Please answer these questions from the text on Austrian folk music:
1. Who mainly recorded the rhythmically free, strongly melismatic movements in the Salzkammergut area?
2. In the songs of the Carinthian Wildsänger, which voice often carries the lead?
3. What instruments frequently make up the accompaniment?

Page extract ->
───
Epic and stichic forms are found in the Gottschee legends and in the early sacred cries and songs of the Erlauer Spiele (ed. Suppan and Janota, 1990).

Alpine vocal forms are marked by wide-ranging melodies in natural notes still played on trumpets made of wood, cowhorns, other animal horns and the more recent alphorn. They include the Almschrei (calls for gathering cattle together or summoning people to work) the Alpsegen and Kühreigen, the Juchzer and the Jodler. These forms are primarily concerned with acoustic communication: signals between people, between people and animals, or between people and gods. In this context Wiora speaks of ‘elementary forms of singing’ belonging to a development preceding song itself. The rhythmically free, strongly melismatic movements, without verbal or tonal links, have mainly been recorded in the Salzkammergut area by Konrad Mautner and Hans Gielge. Characteristics of the Almschrei are the powerfully sung high note and the descending melodic structure associated with exhaustion. In ex.4, an Almschrei from the Salzkammergut, the uncertain melodic construction, in which the fourth oscillates between F and F, indicates the influence of the natural scale (of the alphorn).

Sichardt gives an account of the polyphonic Jodlerof the Austrian Alps, which is stylistically and formally related to Renaissance music in an area always noted for the close links between sacred and rustic musical forms. Both the tenor and the canonic principles occur in the records of oral tradition. Often, as in the songs of the Carinthian Wildsänger, the leading voice is in the second tenor, so that the polyphony builds up from the centre, as in vocal polyphony of the 15th and 16th centuries. The terms used also indicate this feature when the high voice is described in folk terminology as the ‘Überschlag’ (‘superius’) (ex.5). Ex.6 is an example of a two-part Nacheinander Jochizer, recorded near Irdning in the Ennstal area of Styria.

The pastoral melos survives in a stylized form and has adapted to the major scale in polyphonic sung forms of the yodel, in the instrumental Ländler dances of Upper Austria and in Styrian dances, with mannerisms also appearing at times in the melodic and, above all, the rhythmic structure, and in the original and quick 3/4 rhythms of the Salzkammergut Schleunigen. Only the main part is fixed; the bass and the accompanying parts are improvised after it has been heard. Accompaniment frequently consists of a flute or clarinet, two fiddles and bass (ex.7). For gradual progressions when there is no alternating harmony, the harmonization scheme consists of a series of triads or 6th chords, and the main part is the lowest (ex.8).
───
Stored records ->

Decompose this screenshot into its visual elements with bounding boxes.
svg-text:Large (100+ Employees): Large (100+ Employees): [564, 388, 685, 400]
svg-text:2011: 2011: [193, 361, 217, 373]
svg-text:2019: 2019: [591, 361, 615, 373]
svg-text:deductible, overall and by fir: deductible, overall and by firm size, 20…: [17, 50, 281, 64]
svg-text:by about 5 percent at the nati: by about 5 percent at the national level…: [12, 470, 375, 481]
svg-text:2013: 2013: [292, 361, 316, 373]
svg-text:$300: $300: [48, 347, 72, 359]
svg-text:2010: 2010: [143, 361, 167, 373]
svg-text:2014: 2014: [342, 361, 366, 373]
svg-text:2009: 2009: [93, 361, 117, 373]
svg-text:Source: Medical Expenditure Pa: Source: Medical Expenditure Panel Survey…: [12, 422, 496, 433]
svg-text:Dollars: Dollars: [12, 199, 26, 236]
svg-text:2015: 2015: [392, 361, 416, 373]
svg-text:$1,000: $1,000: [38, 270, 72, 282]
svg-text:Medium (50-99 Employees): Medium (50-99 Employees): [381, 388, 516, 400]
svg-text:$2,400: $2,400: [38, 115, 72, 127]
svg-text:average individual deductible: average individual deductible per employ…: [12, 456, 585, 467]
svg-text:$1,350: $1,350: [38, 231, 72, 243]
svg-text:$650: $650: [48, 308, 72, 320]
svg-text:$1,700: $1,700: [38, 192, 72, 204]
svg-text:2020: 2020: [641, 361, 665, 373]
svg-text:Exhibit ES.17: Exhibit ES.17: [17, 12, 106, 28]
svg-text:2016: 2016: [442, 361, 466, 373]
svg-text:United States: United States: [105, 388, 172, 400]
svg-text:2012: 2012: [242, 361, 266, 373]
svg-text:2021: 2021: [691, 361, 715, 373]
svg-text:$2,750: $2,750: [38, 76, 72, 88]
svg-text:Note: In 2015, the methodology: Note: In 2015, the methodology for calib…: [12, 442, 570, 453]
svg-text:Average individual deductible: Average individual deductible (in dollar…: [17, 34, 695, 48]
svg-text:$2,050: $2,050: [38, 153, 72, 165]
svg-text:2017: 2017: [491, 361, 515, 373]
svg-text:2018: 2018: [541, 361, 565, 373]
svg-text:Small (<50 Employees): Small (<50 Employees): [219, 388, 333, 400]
───
Exercise output ->
1. Konrad Mautner and Hans Gielge
2. The second tenor
3. A flute or clarinet, two fiddles and bass